Search the data for the string "SEAS" and gather each line it is in.

::::::

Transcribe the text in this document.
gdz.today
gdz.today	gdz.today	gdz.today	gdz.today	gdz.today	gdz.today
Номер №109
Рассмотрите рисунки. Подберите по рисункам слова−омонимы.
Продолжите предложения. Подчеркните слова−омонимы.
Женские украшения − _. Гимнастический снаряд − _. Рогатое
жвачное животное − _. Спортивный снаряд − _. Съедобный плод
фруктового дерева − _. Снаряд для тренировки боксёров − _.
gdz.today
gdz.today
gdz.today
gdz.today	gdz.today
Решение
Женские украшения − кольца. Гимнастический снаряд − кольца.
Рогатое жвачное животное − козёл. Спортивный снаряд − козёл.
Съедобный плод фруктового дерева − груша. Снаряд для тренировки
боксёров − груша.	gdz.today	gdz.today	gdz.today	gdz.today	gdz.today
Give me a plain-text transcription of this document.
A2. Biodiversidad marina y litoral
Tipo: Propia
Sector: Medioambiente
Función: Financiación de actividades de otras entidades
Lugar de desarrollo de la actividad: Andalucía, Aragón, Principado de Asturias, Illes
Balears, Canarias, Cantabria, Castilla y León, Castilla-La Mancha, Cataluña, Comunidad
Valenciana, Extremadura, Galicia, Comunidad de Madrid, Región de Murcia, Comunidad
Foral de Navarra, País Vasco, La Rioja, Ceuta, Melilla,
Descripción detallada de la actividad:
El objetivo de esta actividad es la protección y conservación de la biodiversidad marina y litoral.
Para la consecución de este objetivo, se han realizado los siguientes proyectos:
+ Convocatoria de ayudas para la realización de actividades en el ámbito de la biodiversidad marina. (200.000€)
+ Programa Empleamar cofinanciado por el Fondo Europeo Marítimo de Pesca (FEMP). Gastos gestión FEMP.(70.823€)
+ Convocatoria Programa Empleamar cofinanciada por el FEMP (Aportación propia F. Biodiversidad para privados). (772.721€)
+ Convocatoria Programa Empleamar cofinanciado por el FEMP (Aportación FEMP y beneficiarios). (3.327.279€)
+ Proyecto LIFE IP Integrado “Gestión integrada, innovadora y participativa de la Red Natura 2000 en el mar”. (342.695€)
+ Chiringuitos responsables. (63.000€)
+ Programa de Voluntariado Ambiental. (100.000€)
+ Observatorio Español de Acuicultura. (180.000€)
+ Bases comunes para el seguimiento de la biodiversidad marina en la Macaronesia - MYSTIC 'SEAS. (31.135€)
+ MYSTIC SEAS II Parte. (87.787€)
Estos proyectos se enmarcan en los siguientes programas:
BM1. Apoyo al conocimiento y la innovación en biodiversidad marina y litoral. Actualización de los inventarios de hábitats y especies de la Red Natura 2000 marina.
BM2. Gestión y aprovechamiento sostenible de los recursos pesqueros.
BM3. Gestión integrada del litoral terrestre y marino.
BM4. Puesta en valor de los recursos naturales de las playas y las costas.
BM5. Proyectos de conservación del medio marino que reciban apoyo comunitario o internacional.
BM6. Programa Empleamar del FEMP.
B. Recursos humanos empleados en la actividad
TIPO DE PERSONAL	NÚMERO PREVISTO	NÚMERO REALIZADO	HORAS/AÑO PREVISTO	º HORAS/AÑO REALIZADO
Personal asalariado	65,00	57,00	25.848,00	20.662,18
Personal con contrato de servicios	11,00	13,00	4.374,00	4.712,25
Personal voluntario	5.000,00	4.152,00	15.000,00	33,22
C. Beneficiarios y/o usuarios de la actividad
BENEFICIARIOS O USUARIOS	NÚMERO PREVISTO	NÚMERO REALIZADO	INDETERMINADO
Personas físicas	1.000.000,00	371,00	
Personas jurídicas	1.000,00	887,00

::::::

### Reply
+ Bases comunes para el seguimiento de la biodiversidad marina en la Macaronesia - MYSTIC 'SEAS. (31.135€)
+ MYSTIC SEAS II Parte. (87.787€)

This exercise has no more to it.